Page excerpt —
I am going to review a couple of old Midnight Oil albums in order to measure them against each other and justify my preference for one over the other. In fairness, I have only ever had this album Head Injuries as a muddy-sounding home pirated cassette. Clearly I am not an audiophile - and I would never criticise music for it's production values so it's not going to influence me I don't think.
I don't really get into anything Midnight Oil recorded after Red Sails In The Sunset (1984). They made some good and rightfully popular music but it didn't grab me the way the early stuff did. I was at Joe Crawford's house, one day in grade 10 I think, and he was playing some albums his cool young Uncle Max had sent them from Sydney, including Place Without A Postcard. I was hooked immediately. One of my formative experiences as a 17 year old was taking off to Launceston with a gang of schoolmates to see them play at the Velodrome (not an especially charismatic venue) and about ten of us staying that night in a holiday cabin nearby that accommodated 4.

Tasks —
[a] Name every album title that appears in the Midnight Oil review.
[b] Answer these from the Midnight Oil review:
(i) In what form has the writer always had Head Injuries?
(ii) Who sent the albums that were playing at Joe Crawford's house?
(iii) About how many people stayed in the holiday cabin near the Velodrome?
[c] Duplicate the passage of the Midnight Oil review starting at "I am going to" and ending at "I don't think.".
The data plays no part in this.

Data extract —

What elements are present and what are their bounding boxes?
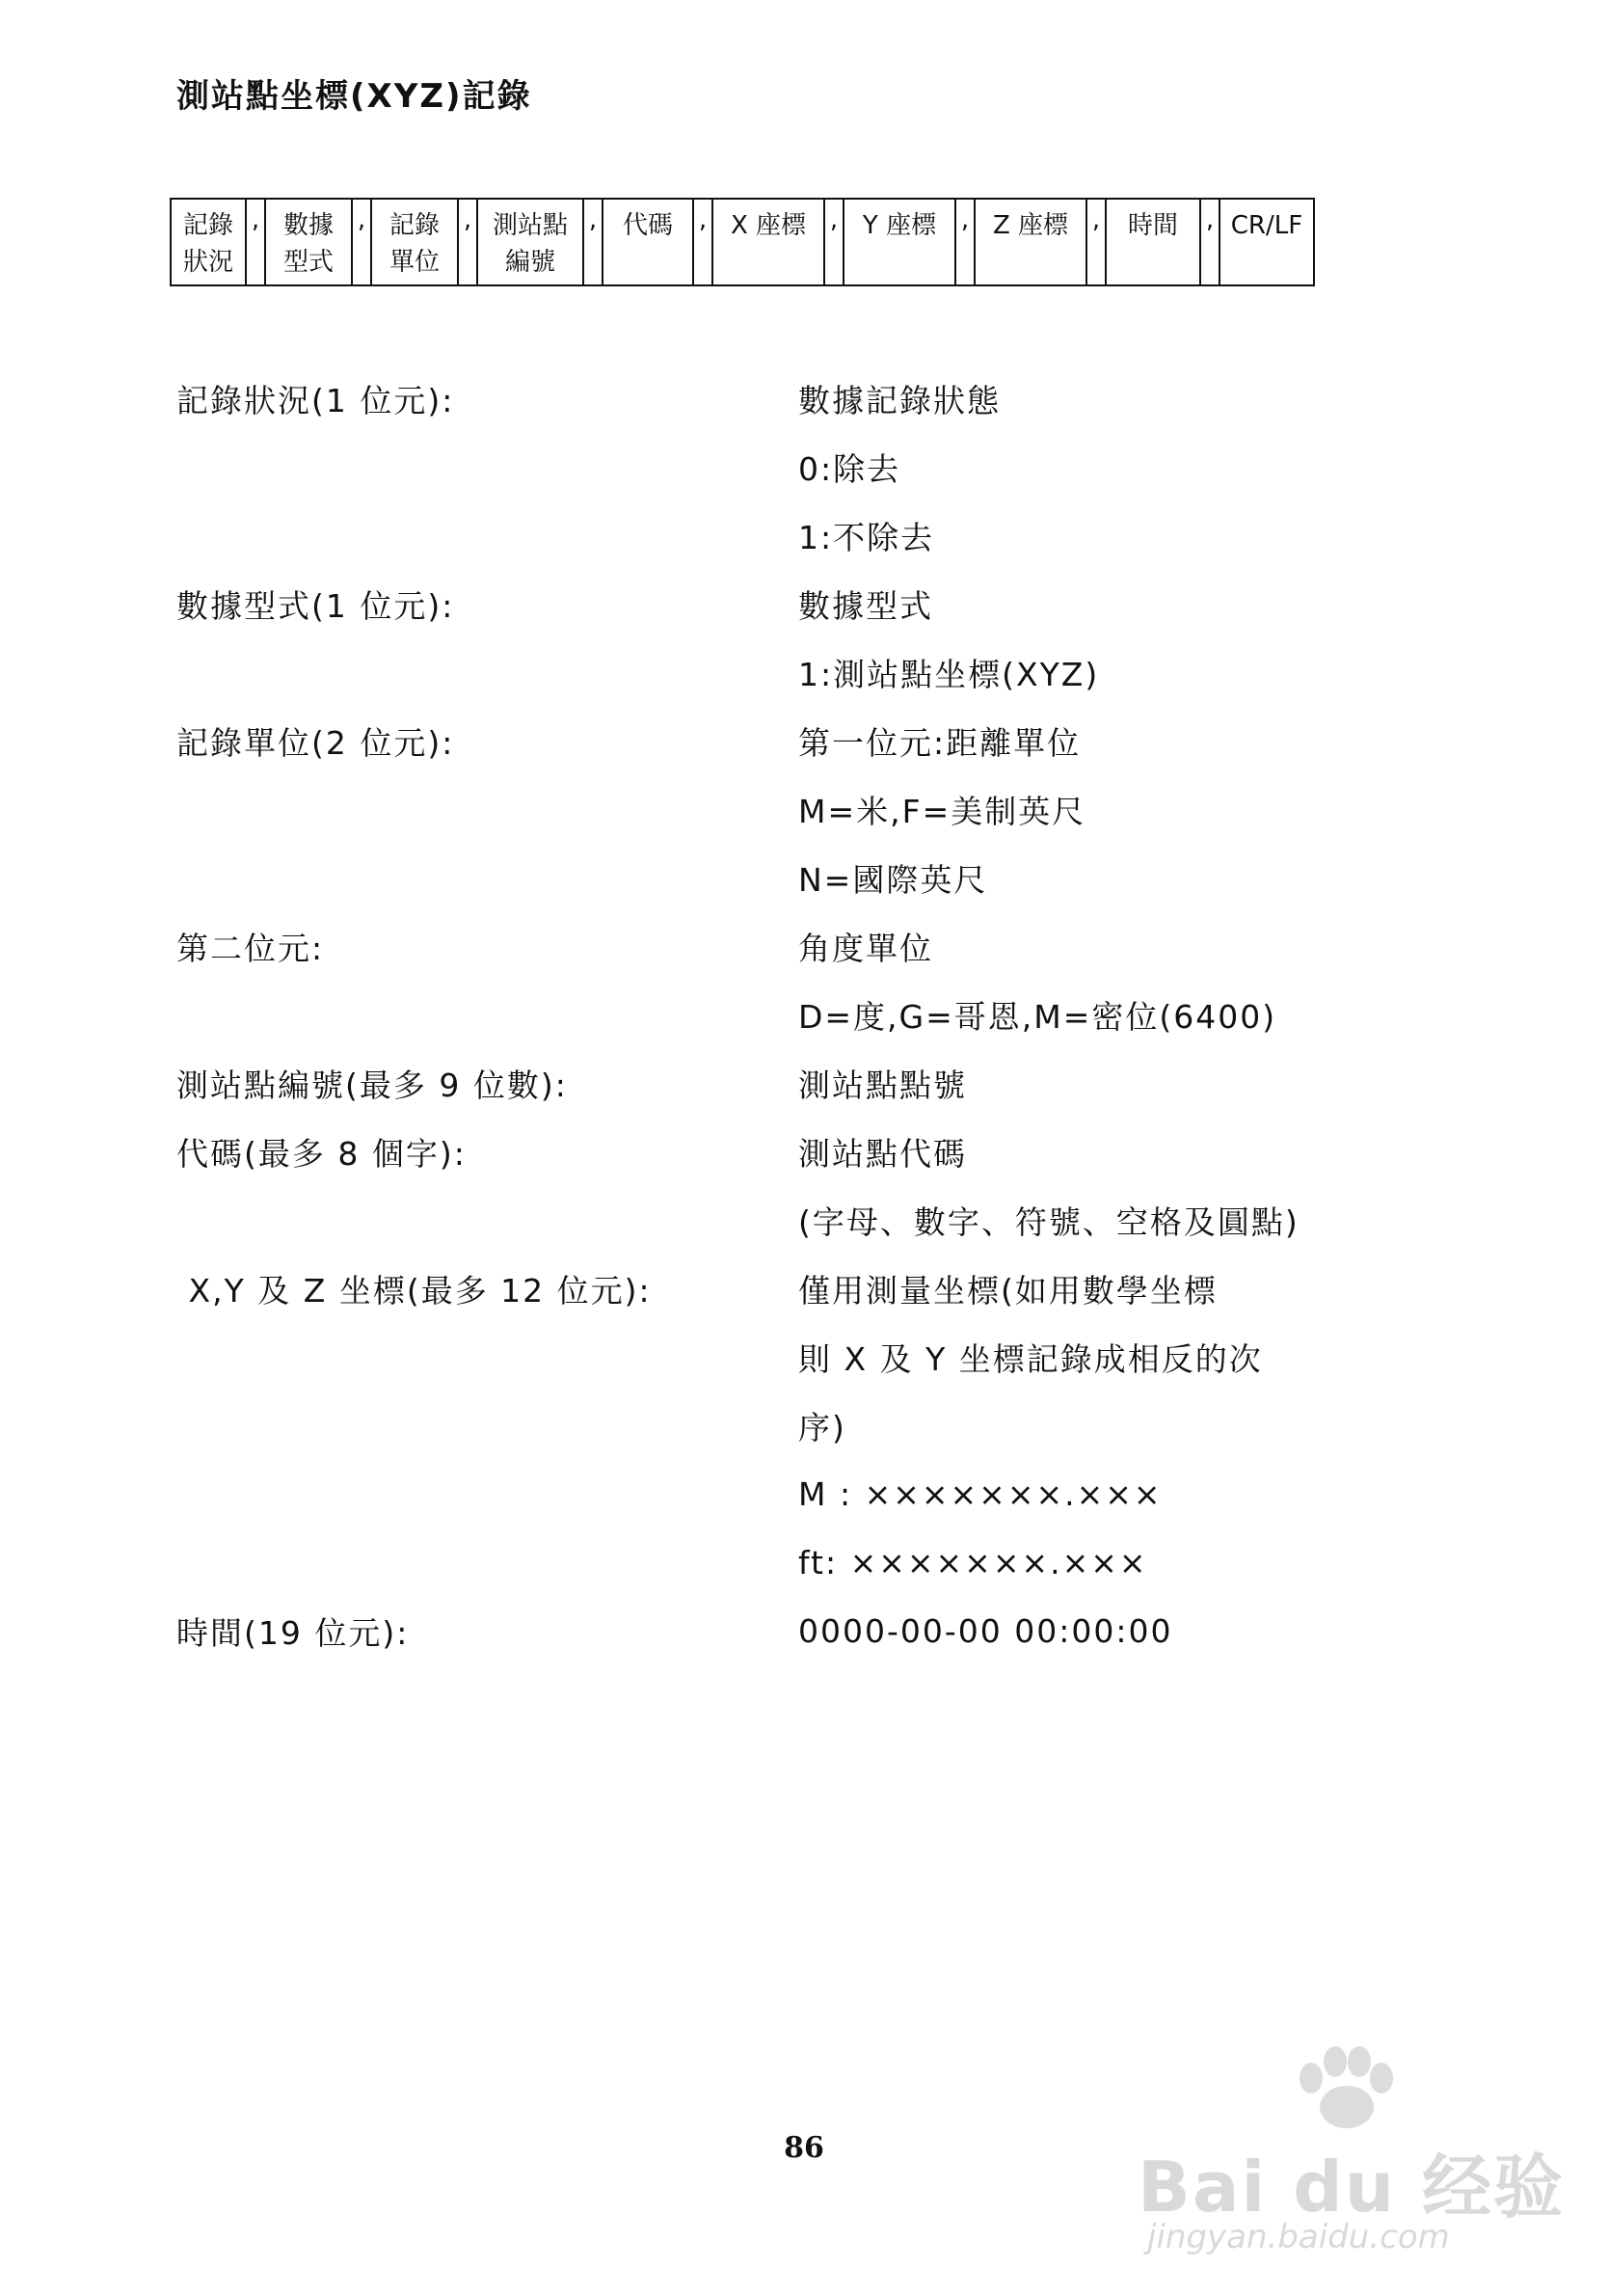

Answers to the exercise —
[a] Head Injuries, Red Sails In The Sunset, Place Without A Postcard

[b]
(i) A muddy-sounding home pirated cassette
(ii) Joe Crawford's Uncle Max, from Sydney
(iii) About ten

[c]
I am going to review a couple of old Midnight Oil albums in order to measure them against each other and justify my preference for one over the other. In fairness, I have only ever had this album Head Injuries as a muddy-sounding home pirated cassette. Clearly I am not an audiophile - and I would never criticise music for it's production values so it's not going to influence me I don't think.